§ **Your objective**: Keep only the lines where "this" appears.

Figure dataset records:
▬▬▬

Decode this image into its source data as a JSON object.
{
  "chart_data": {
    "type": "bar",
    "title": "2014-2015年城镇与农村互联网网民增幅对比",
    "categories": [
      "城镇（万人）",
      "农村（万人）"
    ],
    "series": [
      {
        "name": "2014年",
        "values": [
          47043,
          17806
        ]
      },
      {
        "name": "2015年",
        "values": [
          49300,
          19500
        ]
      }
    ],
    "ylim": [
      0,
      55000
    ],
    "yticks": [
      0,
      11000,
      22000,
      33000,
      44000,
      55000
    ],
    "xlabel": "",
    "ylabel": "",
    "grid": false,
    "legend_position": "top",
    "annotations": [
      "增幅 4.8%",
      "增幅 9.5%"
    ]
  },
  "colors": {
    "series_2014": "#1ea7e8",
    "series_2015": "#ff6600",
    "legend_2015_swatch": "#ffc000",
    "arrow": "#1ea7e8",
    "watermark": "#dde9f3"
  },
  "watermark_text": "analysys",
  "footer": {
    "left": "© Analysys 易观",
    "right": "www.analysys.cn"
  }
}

▬▬▬

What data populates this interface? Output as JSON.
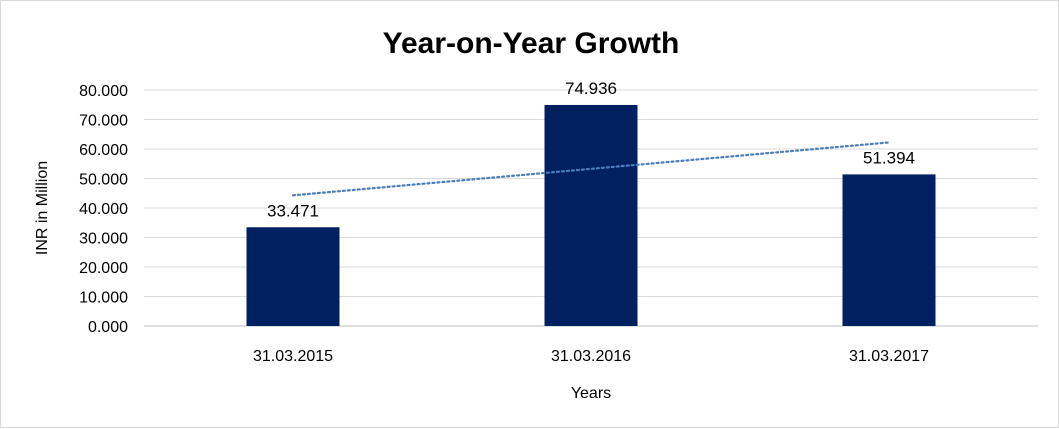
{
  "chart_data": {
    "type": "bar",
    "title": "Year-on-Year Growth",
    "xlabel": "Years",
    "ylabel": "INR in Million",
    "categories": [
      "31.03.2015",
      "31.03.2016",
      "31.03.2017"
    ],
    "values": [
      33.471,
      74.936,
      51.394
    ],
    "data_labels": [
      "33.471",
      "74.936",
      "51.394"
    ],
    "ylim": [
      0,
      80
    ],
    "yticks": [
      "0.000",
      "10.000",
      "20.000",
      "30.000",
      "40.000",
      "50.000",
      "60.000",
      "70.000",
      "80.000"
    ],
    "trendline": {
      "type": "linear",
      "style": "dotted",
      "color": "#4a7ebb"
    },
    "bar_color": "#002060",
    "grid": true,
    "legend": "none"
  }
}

▬▬▬

§ **Full answer**:
Decode this image into its source data as a JSON object.
What data populates this interface? Output as JSON.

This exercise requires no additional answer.